====== Data supplied
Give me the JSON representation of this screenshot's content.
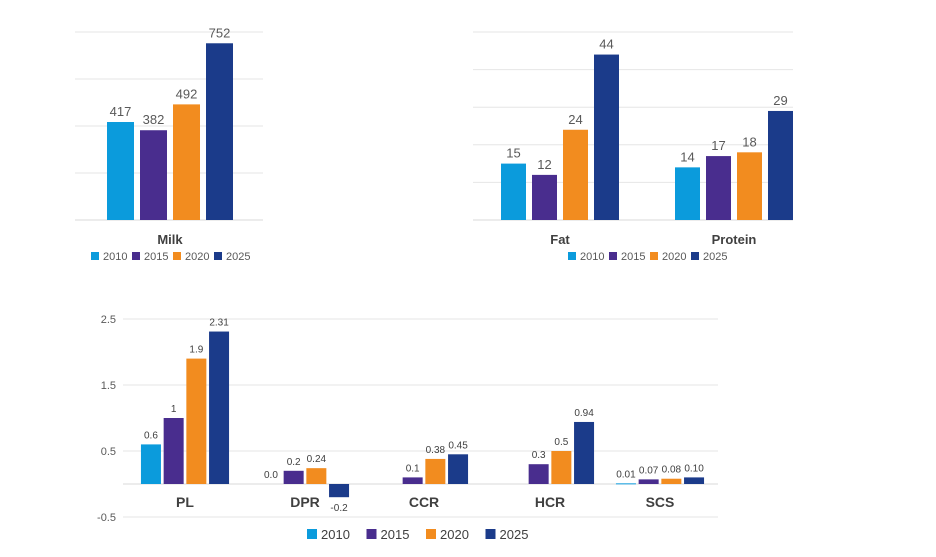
{
  "colors": {
    "2010": "#0b9bdc",
    "2015": "#492d8e",
    "2020": "#f28c1f",
    "2025": "#1b3b8a"
  },
  "chart_data": [
    {
      "id": "milk",
      "type": "bar",
      "categories": [
        "Milk"
      ],
      "series": [
        {
          "name": "2010",
          "values": [
            417
          ],
          "labels": [
            "417"
          ]
        },
        {
          "name": "2015",
          "values": [
            382
          ],
          "labels": [
            "382"
          ]
        },
        {
          "name": "2020",
          "values": [
            492
          ],
          "labels": [
            "492"
          ]
        },
        {
          "name": "2025",
          "values": [
            752
          ],
          "labels": [
            "752"
          ]
        }
      ],
      "ylim": [
        0,
        800
      ],
      "grid": true,
      "legend": "bottom"
    },
    {
      "id": "fat-protein",
      "type": "bar",
      "categories": [
        "Fat",
        "Protein"
      ],
      "series": [
        {
          "name": "2010",
          "values": [
            15,
            14
          ],
          "labels": [
            "15",
            "14"
          ]
        },
        {
          "name": "2015",
          "values": [
            12,
            17
          ],
          "labels": [
            "12",
            "17"
          ]
        },
        {
          "name": "2020",
          "values": [
            24,
            18
          ],
          "labels": [
            "24",
            "18"
          ]
        },
        {
          "name": "2025",
          "values": [
            44,
            29
          ],
          "labels": [
            "44",
            "29"
          ]
        }
      ],
      "ylim": [
        0,
        50
      ],
      "grid": true,
      "legend": "bottom"
    },
    {
      "id": "health",
      "type": "bar",
      "categories": [
        "PL",
        "DPR",
        "CCR",
        "HCR",
        "SCS"
      ],
      "series": [
        {
          "name": "2010",
          "values": [
            0.6,
            0.0,
            0.0,
            0.0,
            0.01
          ],
          "labels": [
            "0.6",
            "0.0",
            "",
            "",
            "0.01"
          ]
        },
        {
          "name": "2015",
          "values": [
            1,
            0.2,
            0.1,
            0.3,
            0.07
          ],
          "labels": [
            "1",
            "0.2",
            "0.1",
            "0.3",
            "0.07"
          ]
        },
        {
          "name": "2020",
          "values": [
            1.9,
            0.24,
            0.38,
            0.5,
            0.08
          ],
          "labels": [
            "1.9",
            "0.24",
            "0.38",
            "0.5",
            "0.08"
          ]
        },
        {
          "name": "2025",
          "values": [
            2.31,
            -0.2,
            0.45,
            0.94,
            0.1
          ],
          "labels": [
            "2.31",
            "-0.2",
            "0.45",
            "0.94",
            "0.10"
          ]
        }
      ],
      "yticks": [
        "2.5",
        "1.5",
        "0.5",
        "-0.5"
      ],
      "ylim": [
        -0.5,
        2.5
      ],
      "grid": true,
      "legend": "bottom"
    }
  ]
}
============
● **Problem to work on**: The response must consist of the entries above exactly as they stand, minus any pictures.

● **Answer**:
Give me the JSON representation of this screenshot's content.
{
  "colors": {
    "2010": "#0b9bdc",
    "2015": "#492d8e",
    "2020": "#f28c1f",
    "2025": "#1b3b8a"
  },
  "chart_data": [
    {
      "id": "milk",
      "type": "bar",
      "categories": [
        "Milk"
      ],
      "series": [
        {
          "name": "2010",
          "values": [
            417
          ],
          "labels": [
            "417"
          ]
        },
        {
          "name": "2015",
          "values": [
            382
          ],
          "labels": [
            "382"
          ]
        },
        {
          "name": "2020",
          "values": [
            492
          ],
          "labels": [
            "492"
          ]
        },
        {
          "name": "2025",
          "values": [
            752
          ],
          "labels": [
            "752"
          ]
        }
      ],
      "ylim": [
        0,
        800
      ],
      "grid": true,
      "legend": "bottom"
    },
    {
      "id": "fat-protein",
      "type": "bar",
      "categories": [
        "Fat",
        "Protein"
      ],
      "series": [
        {
          "name": "2010",
          "values": [
            15,
            14
          ],
          "labels": [
            "15",
            "14"
          ]
        },
        {
          "name": "2015",
          "values": [
            12,
            17
          ],
          "labels": [
            "12",
            "17"
          ]
        },
        {
          "name": "2020",
          "values": [
            24,
            18
          ],
          "labels": [
            "24",
            "18"
          ]
        },
        {
          "name": "2025",
          "values": [
            44,
            29
          ],
          "labels": [
            "44",
            "29"
          ]
        }
      ],
      "ylim": [
        0,
        50
      ],
      "grid": true,
      "legend": "bottom"
    },
    {
      "id": "health",
      "type": "bar",
      "categories": [
        "PL",
        "DPR",
        "CCR",
        "HCR",
        "SCS"
      ],
      "series": [
        {
          "name": "2010",
          "values": [
            0.6,
            0.0,
            0.0,
            0.0,
            0.01
          ],
          "labels": [
            "0.6",
            "0.0",
            "",
            "",
            "0.01"
          ]
        },
        {
          "name": "2015",
          "values": [
            1,
            0.2,
            0.1,
            0.3,
            0.07
          ],
          "labels": [
            "1",
            "0.2",
            "0.1",
            "0.3",
            "0.07"
          ]
        },
        {
          "name": "2020",
          "values": [
            1.9,
            0.24,
            0.38,
            0.5,
            0.08
          ],
          "labels": [
            "1.9",
            "0.24",
            "0.38",
            "0.5",
            "0.08"
          ]
        },
        {
          "name": "2025",
          "values": [
            2.31,
            -0.2,
            0.45,
            0.94,
            0.1
          ],
          "labels": [
            "2.31",
            "-0.2",
            "0.45",
            "0.94",
            "0.10"
          ]
        }
      ],
      "yticks": [
        "2.5",
        "1.5",
        "0.5",
        "-0.5"
      ],
      "ylim": [
        -0.5,
        2.5
      ],
      "grid": true,
      "legend": "bottom"
    }
  ]
}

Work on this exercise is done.